● Objective:
Write every line of the material out exactly as shown.

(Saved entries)
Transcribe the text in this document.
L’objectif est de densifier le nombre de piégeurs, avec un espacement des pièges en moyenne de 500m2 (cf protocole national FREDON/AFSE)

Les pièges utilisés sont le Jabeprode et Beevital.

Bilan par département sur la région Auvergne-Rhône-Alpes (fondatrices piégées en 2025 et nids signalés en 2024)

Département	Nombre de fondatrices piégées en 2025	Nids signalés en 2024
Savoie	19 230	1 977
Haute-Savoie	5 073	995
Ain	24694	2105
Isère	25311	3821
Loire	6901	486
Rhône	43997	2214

● Answer below:
Transcribe the text in this document.
L’objectif est de densifier le nombre de piégeurs, avec un espacement des pièges en moyenne de 500m2 (cf protocole national FREDON/AFSE)

Les pièges utilisés sont le Jabeprode et Beevital.

Bilan par département sur la région Auvergne-Rhône-Alpes (fondatrices piégées en 2025 et nids signalés en 2024)

Département	Nombre de fondatrices piégées en 2025	Nids signalés en 2024
Savoie	19 230	1 977
Haute-Savoie	5 073	995
Ain	24694	2105
Isère	25311	3821
Loire	6901	486
Rhône	43997	2214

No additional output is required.